[START OF DATASET]

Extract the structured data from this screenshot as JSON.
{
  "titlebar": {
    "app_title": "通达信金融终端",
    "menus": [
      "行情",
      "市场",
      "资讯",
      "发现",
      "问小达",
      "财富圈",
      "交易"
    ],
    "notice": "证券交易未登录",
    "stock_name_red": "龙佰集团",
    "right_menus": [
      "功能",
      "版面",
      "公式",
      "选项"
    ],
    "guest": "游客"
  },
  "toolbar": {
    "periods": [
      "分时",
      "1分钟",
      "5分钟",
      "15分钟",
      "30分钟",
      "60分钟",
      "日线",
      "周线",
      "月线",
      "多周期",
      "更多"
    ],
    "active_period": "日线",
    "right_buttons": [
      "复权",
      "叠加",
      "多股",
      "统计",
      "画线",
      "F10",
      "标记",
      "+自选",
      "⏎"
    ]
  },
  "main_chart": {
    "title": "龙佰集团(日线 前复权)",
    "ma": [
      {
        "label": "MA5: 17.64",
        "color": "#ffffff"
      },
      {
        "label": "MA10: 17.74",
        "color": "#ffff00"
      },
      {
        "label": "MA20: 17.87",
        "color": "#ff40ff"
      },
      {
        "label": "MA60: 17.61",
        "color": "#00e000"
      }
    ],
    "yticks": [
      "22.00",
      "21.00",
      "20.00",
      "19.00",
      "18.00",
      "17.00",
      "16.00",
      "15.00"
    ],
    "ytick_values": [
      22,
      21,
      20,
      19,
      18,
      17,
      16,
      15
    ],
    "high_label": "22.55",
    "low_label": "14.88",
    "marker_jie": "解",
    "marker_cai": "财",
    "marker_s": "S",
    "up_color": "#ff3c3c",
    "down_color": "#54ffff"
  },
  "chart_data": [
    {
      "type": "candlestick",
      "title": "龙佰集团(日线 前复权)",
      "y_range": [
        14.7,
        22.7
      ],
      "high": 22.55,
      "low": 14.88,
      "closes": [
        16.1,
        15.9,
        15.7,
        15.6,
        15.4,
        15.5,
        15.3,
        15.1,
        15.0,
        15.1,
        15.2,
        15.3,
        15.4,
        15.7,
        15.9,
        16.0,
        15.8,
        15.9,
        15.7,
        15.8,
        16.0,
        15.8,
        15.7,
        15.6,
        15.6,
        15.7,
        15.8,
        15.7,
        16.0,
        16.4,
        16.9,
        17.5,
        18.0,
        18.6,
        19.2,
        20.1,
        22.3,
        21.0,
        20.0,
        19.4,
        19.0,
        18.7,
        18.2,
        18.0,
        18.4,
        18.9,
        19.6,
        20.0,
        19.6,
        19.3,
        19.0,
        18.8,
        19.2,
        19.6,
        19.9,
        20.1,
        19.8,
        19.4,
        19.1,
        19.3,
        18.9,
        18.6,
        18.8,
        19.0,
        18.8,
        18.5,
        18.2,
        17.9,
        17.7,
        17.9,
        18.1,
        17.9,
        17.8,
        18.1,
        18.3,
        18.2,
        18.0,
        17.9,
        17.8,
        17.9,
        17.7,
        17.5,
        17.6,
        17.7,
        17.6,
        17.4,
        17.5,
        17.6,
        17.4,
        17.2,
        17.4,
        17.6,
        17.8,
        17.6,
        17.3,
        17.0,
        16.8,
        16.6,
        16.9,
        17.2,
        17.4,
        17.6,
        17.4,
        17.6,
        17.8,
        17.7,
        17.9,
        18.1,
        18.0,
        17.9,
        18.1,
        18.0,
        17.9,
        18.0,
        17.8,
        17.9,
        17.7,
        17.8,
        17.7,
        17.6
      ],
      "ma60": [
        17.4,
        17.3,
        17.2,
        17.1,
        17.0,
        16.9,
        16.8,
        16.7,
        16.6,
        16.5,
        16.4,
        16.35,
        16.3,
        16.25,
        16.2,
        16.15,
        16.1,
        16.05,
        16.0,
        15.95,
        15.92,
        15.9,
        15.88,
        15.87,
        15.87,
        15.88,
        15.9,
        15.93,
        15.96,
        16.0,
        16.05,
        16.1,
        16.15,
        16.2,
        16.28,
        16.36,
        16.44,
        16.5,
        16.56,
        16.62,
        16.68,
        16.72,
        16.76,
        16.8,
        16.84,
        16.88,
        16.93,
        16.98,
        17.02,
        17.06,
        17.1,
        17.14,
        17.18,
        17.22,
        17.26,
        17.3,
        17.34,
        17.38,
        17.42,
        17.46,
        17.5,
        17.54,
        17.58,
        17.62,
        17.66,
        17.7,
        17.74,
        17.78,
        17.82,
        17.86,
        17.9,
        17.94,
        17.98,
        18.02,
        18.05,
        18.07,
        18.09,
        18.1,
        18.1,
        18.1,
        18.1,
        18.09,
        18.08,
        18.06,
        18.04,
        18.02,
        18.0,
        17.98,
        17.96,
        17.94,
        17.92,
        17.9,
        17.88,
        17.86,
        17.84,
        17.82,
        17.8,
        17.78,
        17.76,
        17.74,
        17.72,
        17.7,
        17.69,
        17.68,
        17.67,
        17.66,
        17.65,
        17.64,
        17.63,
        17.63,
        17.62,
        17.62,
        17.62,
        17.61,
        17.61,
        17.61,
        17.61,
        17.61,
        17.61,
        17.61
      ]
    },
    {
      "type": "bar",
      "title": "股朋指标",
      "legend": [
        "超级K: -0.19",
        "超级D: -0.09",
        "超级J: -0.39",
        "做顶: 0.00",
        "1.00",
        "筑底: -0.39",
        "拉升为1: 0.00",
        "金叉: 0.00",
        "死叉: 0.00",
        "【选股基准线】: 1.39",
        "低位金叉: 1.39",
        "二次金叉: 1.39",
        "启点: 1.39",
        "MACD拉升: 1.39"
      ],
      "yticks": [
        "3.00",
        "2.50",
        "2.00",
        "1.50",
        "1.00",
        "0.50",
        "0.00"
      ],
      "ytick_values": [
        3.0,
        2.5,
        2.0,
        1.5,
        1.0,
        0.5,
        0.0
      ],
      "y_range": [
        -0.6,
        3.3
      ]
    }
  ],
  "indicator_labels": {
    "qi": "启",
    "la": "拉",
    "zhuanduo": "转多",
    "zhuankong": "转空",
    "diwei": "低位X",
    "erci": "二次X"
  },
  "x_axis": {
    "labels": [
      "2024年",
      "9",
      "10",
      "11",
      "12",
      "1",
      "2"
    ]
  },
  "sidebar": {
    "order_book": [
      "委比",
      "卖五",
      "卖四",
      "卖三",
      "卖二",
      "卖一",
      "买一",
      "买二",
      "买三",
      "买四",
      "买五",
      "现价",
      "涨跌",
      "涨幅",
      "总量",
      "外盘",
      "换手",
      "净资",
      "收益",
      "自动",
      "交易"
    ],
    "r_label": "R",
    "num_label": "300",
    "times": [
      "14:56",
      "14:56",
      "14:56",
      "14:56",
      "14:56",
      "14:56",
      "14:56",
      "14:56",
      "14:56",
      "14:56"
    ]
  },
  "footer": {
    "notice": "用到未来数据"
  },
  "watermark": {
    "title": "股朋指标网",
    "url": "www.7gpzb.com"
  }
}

[END OF DATASET]

TASK DESCRIPTION:
Take the listing above and write it out again exactly.

EXERCISE RESPONSE:
Extract the structured data from this screenshot as JSON.
{
  "titlebar": {
    "app_title": "通达信金融终端",
    "menus": [
      "行情",
      "市场",
      "资讯",
      "发现",
      "问小达",
      "财富圈",
      "交易"
    ],
    "notice": "证券交易未登录",
    "stock_name_red": "龙佰集团",
    "right_menus": [
      "功能",
      "版面",
      "公式",
      "选项"
    ],
    "guest": "游客"
  },
  "toolbar": {
    "periods": [
      "分时",
      "1分钟",
      "5分钟",
      "15分钟",
      "30分钟",
      "60分钟",
      "日线",
      "周线",
      "月线",
      "多周期",
      "更多"
    ],
    "active_period": "日线",
    "right_buttons": [
      "复权",
      "叠加",
      "多股",
      "统计",
      "画线",
      "F10",
      "标记",
      "+自选",
      "⏎"
    ]
  },
  "main_chart": {
    "title": "龙佰集团(日线 前复权)",
    "ma": [
      {
        "label": "MA5: 17.64",
        "color": "#ffffff"
      },
      {
        "label": "MA10: 17.74",
        "color": "#ffff00"
      },
      {
        "label": "MA20: 17.87",
        "color": "#ff40ff"
      },
      {
        "label": "MA60: 17.61",
        "color": "#00e000"
      }
    ],
    "yticks": [
      "22.00",
      "21.00",
      "20.00",
      "19.00",
      "18.00",
      "17.00",
      "16.00",
      "15.00"
    ],
    "ytick_values": [
      22,
      21,
      20,
      19,
      18,
      17,
      16,
      15
    ],
    "high_label": "22.55",
    "low_label": "14.88",
    "marker_jie": "解",
    "marker_cai": "财",
    "marker_s": "S",
    "up_color": "#ff3c3c",
    "down_color": "#54ffff"
  },
  "chart_data": [
    {
      "type": "candlestick",
      "title": "龙佰集团(日线 前复权)",
      "y_range": [
        14.7,
        22.7
      ],
      "high": 22.55,
      "low": 14.88,
      "closes": [
        16.1,
        15.9,
        15.7,
        15.6,
        15.4,
        15.5,
        15.3,
        15.1,
        15.0,
        15.1,
        15.2,
        15.3,
        15.4,
        15.7,
        15.9,
        16.0,
        15.8,
        15.9,
        15.7,
        15.8,
        16.0,
        15.8,
        15.7,
        15.6,
        15.6,
        15.7,
        15.8,
        15.7,
        16.0,
        16.4,
        16.9,
        17.5,
        18.0,
        18.6,
        19.2,
        20.1,
        22.3,
        21.0,
        20.0,
        19.4,
        19.0,
        18.7,
        18.2,
        18.0,
        18.4,
        18.9,
        19.6,
        20.0,
        19.6,
        19.3,
        19.0,
        18.8,
        19.2,
        19.6,
        19.9,
        20.1,
        19.8,
        19.4,
        19.1,
        19.3,
        18.9,
        18.6,
        18.8,
        19.0,
        18.8,
        18.5,
        18.2,
        17.9,
        17.7,
        17.9,
        18.1,
        17.9,
        17.8,
        18.1,
        18.3,
        18.2,
        18.0,
        17.9,
        17.8,
        17.9,
        17.7,
        17.5,
        17.6,
        17.7,
        17.6,
        17.4,
        17.5,
        17.6,
        17.4,
        17.2,
        17.4,
        17.6,
        17.8,
        17.6,
        17.3,
        17.0,
        16.8,
        16.6,
        16.9,
        17.2,
        17.4,
        17.6,
        17.4,
        17.6,
        17.8,
        17.7,
        17.9,
        18.1,
        18.0,
        17.9,
        18.1,
        18.0,
        17.9,
        18.0,
        17.8,
        17.9,
        17.7,
        17.8,
        17.7,
        17.6
      ],
      "ma60": [
        17.4,
        17.3,
        17.2,
        17.1,
        17.0,
        16.9,
        16.8,
        16.7,
        16.6,
        16.5,
        16.4,
        16.35,
        16.3,
        16.25,
        16.2,
        16.15,
        16.1,
        16.05,
        16.0,
        15.95,
        15.92,
        15.9,
        15.88,
        15.87,
        15.87,
        15.88,
        15.9,
        15.93,
        15.96,
        16.0,
        16.05,
        16.1,
        16.15,
        16.2,
        16.28,
        16.36,
        16.44,
        16.5,
        16.56,
        16.62,
        16.68,
        16.72,
        16.76,
        16.8,
        16.84,
        16.88,
        16.93,
        16.98,
        17.02,
        17.06,
        17.1,
        17.14,
        17.18,
        17.22,
        17.26,
        17.3,
        17.34,
        17.38,
        17.42,
        17.46,
        17.5,
        17.54,
        17.58,
        17.62,
        17.66,
        17.7,
        17.74,
        17.78,
        17.82,
        17.86,
        17.9,
        17.94,
        17.98,
        18.02,
        18.05,
        18.07,
        18.09,
        18.1,
        18.1,
        18.1,
        18.1,
        18.09,
        18.08,
        18.06,
        18.04,
        18.02,
        18.0,
        17.98,
        17.96,
        17.94,
        17.92,
        17.9,
        17.88,
        17.86,
        17.84,
        17.82,
        17.8,
        17.78,
        17.76,
        17.74,
        17.72,
        17.7,
        17.69,
        17.68,
        17.67,
        17.66,
        17.65,
        17.64,
        17.63,
        17.63,
        17.62,
        17.62,
        17.62,
        17.61,
        17.61,
        17.61,
        17.61,
        17.61,
        17.61,
        17.61
      ]
    },
    {
      "type": "bar",
      "title": "股朋指标",
      "legend": [
        "超级K: -0.19",
        "超级D: -0.09",
        "超级J: -0.39",
        "做顶: 0.00",
        "1.00",
        "筑底: -0.39",
        "拉升为1: 0.00",
        "金叉: 0.00",
        "死叉: 0.00",
        "【选股基准线】: 1.39",
        "低位金叉: 1.39",
        "二次金叉: 1.39",
        "启点: 1.39",
        "MACD拉升: 1.39"
      ],
      "yticks": [
        "3.00",
        "2.50",
        "2.00",
        "1.50",
        "1.00",
        "0.50",
        "0.00"
      ],
      "ytick_values": [
        3.0,
        2.5,
        2.0,
        1.5,
        1.0,
        0.5,
        0.0
      ],
      "y_range": [
        -0.6,
        3.3
      ]
    }
  ],
  "indicator_labels": {
    "qi": "启",
    "la": "拉",
    "zhuanduo": "转多",
    "zhuankong": "转空",
    "diwei": "低位X",
    "erci": "二次X"
  },
  "x_axis": {
    "labels": [
      "2024年",
      "9",
      "10",
      "11",
      "12",
      "1",
      "2"
    ]
  },
  "sidebar": {
    "order_book": [
      "委比",
      "卖五",
      "卖四",
      "卖三",
      "卖二",
      "卖一",
      "买一",
      "买二",
      "买三",
      "买四",
      "买五",
      "现价",
      "涨跌",
      "涨幅",
      "总量",
      "外盘",
      "换手",
      "净资",
      "收益",
      "自动",
      "交易"
    ],
    "r_label": "R",
    "num_label": "300",
    "times": [
      "14:56",
      "14:56",
      "14:56",
      "14:56",
      "14:56",
      "14:56",
      "14:56",
      "14:56",
      "14:56",
      "14:56"
    ]
  },
  "footer": {
    "notice": "用到未来数据"
  },
  "watermark": {
    "title": "股朋指标网",
    "url": "www.7gpzb.com"
  }
}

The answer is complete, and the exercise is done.